(Data supplied):

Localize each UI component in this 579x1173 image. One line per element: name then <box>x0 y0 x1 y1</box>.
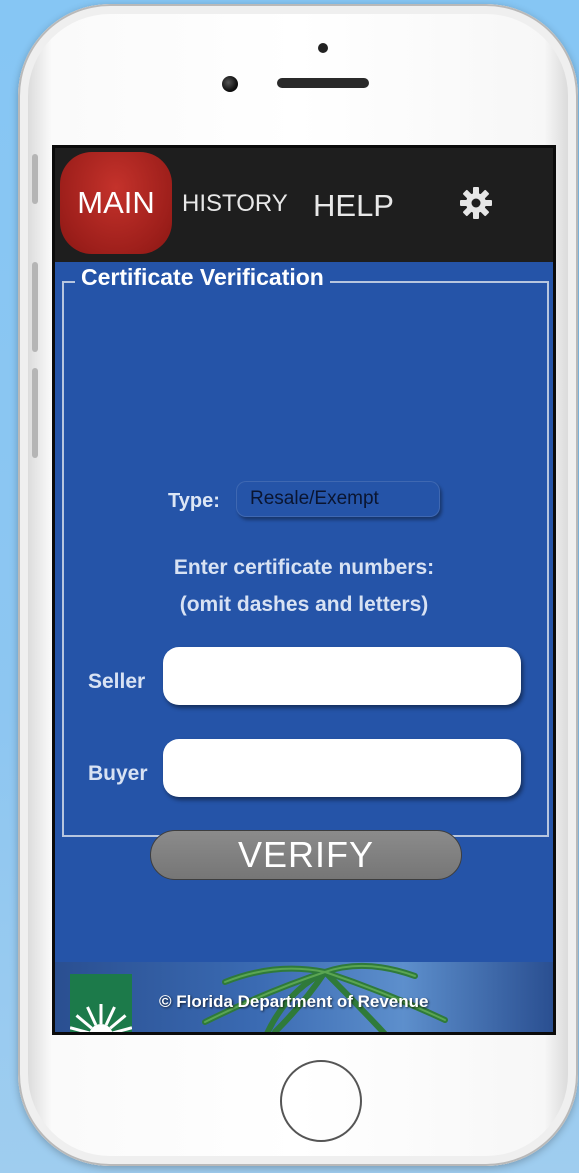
earpiece-speaker <box>277 78 369 88</box>
mute-switch <box>32 154 38 204</box>
buyer-label: Buyer <box>88 762 148 785</box>
type-label: Type: <box>168 490 220 512</box>
tab-main[interactable]: MAIN <box>60 152 172 254</box>
section-title: Certificate Verification <box>75 264 330 290</box>
top-nav-bar: MAIN HISTORY HELP <box>55 148 553 262</box>
gear-icon[interactable] <box>459 186 493 220</box>
type-select[interactable]: Resale/Exempt <box>236 481 440 517</box>
front-camera <box>222 76 238 92</box>
proximity-sensor <box>318 43 328 53</box>
home-button[interactable] <box>280 1060 362 1142</box>
tab-help[interactable]: HELP <box>313 188 394 224</box>
instruction-text: Enter certificate numbers: <box>173 556 435 579</box>
footer-banner: © Florida Department of Revenue <box>55 962 553 1032</box>
seller-label: Seller <box>88 670 146 693</box>
tab-history[interactable]: HISTORY <box>182 190 288 218</box>
main-content: Certificate Verification Type: Resale/Ex… <box>55 262 553 962</box>
volume-up-button <box>32 262 38 352</box>
seller-input[interactable] <box>163 647 521 705</box>
instruction-subtext: (omit dashes and letters) <box>179 593 429 616</box>
app-screen: MAIN HISTORY HELP Certificate Verificati… <box>52 145 556 1035</box>
sun-logo-icon <box>70 974 132 1032</box>
volume-down-button <box>32 368 38 458</box>
buyer-input[interactable] <box>163 739 521 797</box>
copyright-text: © Florida Department of Revenue <box>159 992 429 1011</box>
verify-button[interactable]: VERIFY <box>150 830 462 880</box>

(To be done): Can you copy out the entries word for word, starting at the line containing "earpiece-speaker <box>277 78 369 88</box>" and ending at the line containing "copyright-text: © Florida", with both of those lines included?

(Exercise response):
earpiece-speaker <box>277 78 369 88</box>
mute-switch <box>32 154 38 204</box>
buyer-label: Buyer <box>88 762 148 785</box>
type-label: Type: <box>168 490 220 512</box>
tab-main[interactable]: MAIN <box>60 152 172 254</box>
section-title: Certificate Verification <box>75 264 330 290</box>
top-nav-bar: MAIN HISTORY HELP <box>55 148 553 262</box>
gear-icon[interactable] <box>459 186 493 220</box>
type-select[interactable]: Resale/Exempt <box>236 481 440 517</box>
front-camera <box>222 76 238 92</box>
proximity-sensor <box>318 43 328 53</box>
home-button[interactable] <box>280 1060 362 1142</box>
tab-help[interactable]: HELP <box>313 188 394 224</box>
instruction-text: Enter certificate numbers: <box>173 556 435 579</box>
footer-banner: © Florida Department of Revenue <box>55 962 553 1032</box>
seller-label: Seller <box>88 670 146 693</box>
tab-history[interactable]: HISTORY <box>182 190 288 218</box>
main-content: Certificate Verification Type: Resale/Ex… <box>55 262 553 962</box>
volume-up-button <box>32 262 38 352</box>
seller-input[interactable] <box>163 647 521 705</box>
instruction-subtext: (omit dashes and letters) <box>179 593 429 616</box>
app-screen: MAIN HISTORY HELP Certificate Verificati… <box>52 145 556 1035</box>
sun-logo-icon <box>70 974 132 1032</box>
volume-down-button <box>32 368 38 458</box>
buyer-input[interactable] <box>163 739 521 797</box>
copyright-text: © Florida Department of Revenue <box>159 992 429 1011</box>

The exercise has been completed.